- AIM
Your task is to restate the data word for word.

--

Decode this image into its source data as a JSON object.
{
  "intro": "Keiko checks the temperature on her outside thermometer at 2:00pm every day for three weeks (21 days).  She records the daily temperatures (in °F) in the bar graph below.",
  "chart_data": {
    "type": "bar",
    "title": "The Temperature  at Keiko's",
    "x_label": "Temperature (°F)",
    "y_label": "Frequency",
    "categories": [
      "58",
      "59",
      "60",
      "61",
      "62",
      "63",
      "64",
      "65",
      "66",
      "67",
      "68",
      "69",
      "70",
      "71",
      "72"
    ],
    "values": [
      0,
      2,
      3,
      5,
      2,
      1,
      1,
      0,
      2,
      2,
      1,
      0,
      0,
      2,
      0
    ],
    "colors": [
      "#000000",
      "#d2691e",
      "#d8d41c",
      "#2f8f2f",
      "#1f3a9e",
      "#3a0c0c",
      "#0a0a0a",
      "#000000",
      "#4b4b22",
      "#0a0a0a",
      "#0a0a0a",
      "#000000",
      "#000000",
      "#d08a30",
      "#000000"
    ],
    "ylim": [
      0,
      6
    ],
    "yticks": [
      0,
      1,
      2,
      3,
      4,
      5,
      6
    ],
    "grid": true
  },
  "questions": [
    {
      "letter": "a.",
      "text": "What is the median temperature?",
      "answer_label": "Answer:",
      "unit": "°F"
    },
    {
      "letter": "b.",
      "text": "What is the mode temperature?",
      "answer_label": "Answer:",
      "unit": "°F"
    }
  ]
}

--

- TASK RESPONSE
Decode this image into its source data as a JSON object.
{
  "intro": "Keiko checks the temperature on her outside thermometer at 2:00pm every day for three weeks (21 days).  She records the daily temperatures (in °F) in the bar graph below.",
  "chart_data": {
    "type": "bar",
    "title": "The Temperature  at Keiko's",
    "x_label": "Temperature (°F)",
    "y_label": "Frequency",
    "categories": [
      "58",
      "59",
      "60",
      "61",
      "62",
      "63",
      "64",
      "65",
      "66",
      "67",
      "68",
      "69",
      "70",
      "71",
      "72"
    ],
    "values": [
      0,
      2,
      3,
      5,
      2,
      1,
      1,
      0,
      2,
      2,
      1,
      0,
      0,
      2,
      0
    ],
    "colors": [
      "#000000",
      "#d2691e",
      "#d8d41c",
      "#2f8f2f",
      "#1f3a9e",
      "#3a0c0c",
      "#0a0a0a",
      "#000000",
      "#4b4b22",
      "#0a0a0a",
      "#0a0a0a",
      "#000000",
      "#000000",
      "#d08a30",
      "#000000"
    ],
    "ylim": [
      0,
      6
    ],
    "yticks": [
      0,
      1,
      2,
      3,
      4,
      5,
      6
    ],
    "grid": true
  },
  "questions": [
    {
      "letter": "a.",
      "text": "What is the median temperature?",
      "answer_label": "Answer:",
      "unit": "°F"
    },
    {
      "letter": "b.",
      "text": "What is the mode temperature?",
      "answer_label": "Answer:",
      "unit": "°F"
    }
  ]
}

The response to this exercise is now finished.